Work required: Count how many lines hold the word "this" and give that number as the whole answer.

>>>

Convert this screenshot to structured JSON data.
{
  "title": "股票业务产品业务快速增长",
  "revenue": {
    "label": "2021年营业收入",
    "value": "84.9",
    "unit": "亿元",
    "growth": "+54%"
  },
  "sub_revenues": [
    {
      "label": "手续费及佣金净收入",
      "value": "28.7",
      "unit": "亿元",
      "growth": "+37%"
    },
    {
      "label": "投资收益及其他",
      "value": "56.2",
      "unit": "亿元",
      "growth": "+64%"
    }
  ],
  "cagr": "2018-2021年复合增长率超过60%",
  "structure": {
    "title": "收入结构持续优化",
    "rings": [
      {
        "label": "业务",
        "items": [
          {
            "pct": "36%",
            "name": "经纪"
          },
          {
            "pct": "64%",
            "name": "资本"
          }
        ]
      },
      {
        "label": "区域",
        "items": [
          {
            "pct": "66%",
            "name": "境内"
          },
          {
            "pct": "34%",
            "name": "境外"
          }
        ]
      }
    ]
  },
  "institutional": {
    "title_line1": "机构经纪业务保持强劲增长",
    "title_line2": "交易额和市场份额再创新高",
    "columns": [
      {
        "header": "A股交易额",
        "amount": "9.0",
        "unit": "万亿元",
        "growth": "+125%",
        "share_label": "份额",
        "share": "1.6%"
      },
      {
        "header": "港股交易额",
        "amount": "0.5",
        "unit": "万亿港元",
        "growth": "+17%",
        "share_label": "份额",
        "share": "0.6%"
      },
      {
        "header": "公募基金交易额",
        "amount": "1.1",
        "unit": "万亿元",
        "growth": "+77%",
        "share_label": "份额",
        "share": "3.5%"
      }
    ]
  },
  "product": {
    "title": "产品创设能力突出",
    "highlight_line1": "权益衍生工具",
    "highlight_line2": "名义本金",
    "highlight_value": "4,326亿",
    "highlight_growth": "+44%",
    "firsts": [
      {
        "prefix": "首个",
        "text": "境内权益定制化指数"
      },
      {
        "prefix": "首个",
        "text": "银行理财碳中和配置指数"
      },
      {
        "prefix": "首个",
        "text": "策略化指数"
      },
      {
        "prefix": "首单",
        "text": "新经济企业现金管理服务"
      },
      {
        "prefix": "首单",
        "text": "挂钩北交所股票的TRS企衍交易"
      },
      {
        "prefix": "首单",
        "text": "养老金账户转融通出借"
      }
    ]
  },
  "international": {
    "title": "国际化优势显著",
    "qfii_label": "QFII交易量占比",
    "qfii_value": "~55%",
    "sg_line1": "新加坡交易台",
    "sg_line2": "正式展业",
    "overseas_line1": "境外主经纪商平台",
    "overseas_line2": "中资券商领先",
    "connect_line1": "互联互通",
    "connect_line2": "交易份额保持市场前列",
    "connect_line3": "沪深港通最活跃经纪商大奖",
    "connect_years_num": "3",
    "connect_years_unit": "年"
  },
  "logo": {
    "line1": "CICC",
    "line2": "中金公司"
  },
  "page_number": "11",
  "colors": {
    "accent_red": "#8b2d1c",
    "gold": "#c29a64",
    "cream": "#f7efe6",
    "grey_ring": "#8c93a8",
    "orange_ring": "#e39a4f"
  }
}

<<<
>>>

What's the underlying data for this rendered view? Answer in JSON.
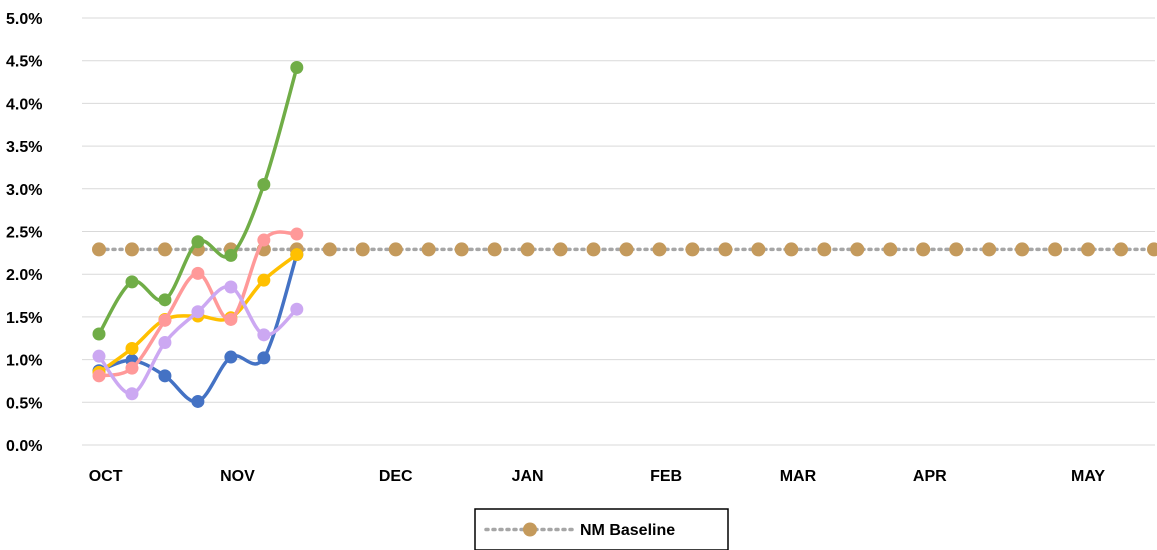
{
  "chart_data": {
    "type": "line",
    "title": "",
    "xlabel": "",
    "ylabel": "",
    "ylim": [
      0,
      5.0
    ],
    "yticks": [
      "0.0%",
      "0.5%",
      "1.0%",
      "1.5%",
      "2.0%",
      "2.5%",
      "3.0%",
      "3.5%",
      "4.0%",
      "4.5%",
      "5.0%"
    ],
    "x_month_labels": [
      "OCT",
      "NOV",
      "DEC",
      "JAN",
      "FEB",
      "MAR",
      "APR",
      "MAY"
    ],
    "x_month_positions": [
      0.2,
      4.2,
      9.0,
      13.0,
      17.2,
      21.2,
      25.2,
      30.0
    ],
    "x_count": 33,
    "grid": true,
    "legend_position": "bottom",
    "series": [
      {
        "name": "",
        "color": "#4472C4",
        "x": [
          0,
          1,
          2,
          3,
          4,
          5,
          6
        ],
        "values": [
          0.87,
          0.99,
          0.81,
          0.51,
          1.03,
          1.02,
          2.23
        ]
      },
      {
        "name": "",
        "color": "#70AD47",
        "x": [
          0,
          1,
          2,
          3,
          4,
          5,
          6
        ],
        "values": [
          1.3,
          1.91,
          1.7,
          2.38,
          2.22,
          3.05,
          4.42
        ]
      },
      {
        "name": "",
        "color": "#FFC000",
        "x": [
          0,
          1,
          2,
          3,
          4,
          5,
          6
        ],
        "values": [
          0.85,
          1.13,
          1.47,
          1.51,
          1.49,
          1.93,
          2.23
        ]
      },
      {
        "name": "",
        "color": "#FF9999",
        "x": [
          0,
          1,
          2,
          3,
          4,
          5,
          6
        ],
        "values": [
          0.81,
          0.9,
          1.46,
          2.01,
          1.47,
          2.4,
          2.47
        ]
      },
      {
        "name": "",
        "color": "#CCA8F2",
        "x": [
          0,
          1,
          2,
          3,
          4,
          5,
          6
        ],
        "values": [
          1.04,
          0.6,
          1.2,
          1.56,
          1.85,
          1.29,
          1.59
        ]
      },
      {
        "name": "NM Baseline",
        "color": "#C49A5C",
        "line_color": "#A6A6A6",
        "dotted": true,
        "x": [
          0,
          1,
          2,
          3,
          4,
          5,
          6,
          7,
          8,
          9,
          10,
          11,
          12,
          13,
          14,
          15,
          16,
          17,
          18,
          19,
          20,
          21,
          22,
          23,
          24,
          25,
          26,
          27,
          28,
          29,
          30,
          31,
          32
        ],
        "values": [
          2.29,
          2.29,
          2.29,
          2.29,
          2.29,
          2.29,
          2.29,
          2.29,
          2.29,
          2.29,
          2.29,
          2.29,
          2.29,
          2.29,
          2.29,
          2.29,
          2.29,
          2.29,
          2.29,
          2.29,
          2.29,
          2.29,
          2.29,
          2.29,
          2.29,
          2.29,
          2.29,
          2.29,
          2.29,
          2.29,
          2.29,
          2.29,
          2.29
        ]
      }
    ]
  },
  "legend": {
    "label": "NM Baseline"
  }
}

<<<

Full solution: 2